## What is expected
Produce an exact copy of the lines from the line containing "Read out every word on this page." through the last line of the entries below, and only those lines.

-- Begin Data excerpts --

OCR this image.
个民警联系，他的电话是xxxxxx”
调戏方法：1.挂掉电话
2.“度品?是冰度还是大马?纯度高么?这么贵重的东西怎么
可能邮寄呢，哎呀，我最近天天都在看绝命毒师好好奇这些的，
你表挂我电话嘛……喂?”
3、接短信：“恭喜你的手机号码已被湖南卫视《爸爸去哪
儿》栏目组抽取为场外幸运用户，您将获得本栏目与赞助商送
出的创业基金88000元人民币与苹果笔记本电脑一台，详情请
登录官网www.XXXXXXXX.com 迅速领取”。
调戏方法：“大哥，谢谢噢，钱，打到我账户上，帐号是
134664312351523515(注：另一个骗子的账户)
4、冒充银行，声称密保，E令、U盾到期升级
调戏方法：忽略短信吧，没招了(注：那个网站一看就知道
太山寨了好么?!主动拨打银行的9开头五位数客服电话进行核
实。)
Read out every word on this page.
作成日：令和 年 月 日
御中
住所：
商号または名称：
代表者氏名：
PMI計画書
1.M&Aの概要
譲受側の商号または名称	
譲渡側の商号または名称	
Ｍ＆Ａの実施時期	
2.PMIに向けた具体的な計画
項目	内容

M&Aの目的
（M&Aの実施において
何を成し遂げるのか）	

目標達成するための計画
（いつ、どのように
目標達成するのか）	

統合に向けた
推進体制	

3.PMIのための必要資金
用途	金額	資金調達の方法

-- End Data excerpts --

## Solved exercise
Read out every word on this page.
作成日：令和 年 月 日
御中
住所：
商号または名称：
代表者氏名：
PMI計画書
1.M&Aの概要
譲受側の商号または名称	
譲渡側の商号または名称	
Ｍ＆Ａの実施時期	
2.PMIに向けた具体的な計画
項目	内容

M&Aの目的
（M&Aの実施において
何を成し遂げるのか）	

目標達成するための計画
（いつ、どのように
目標達成するのか）	

統合に向けた
推進体制	

3.PMIのための必要資金
用途	金額	資金調達の方法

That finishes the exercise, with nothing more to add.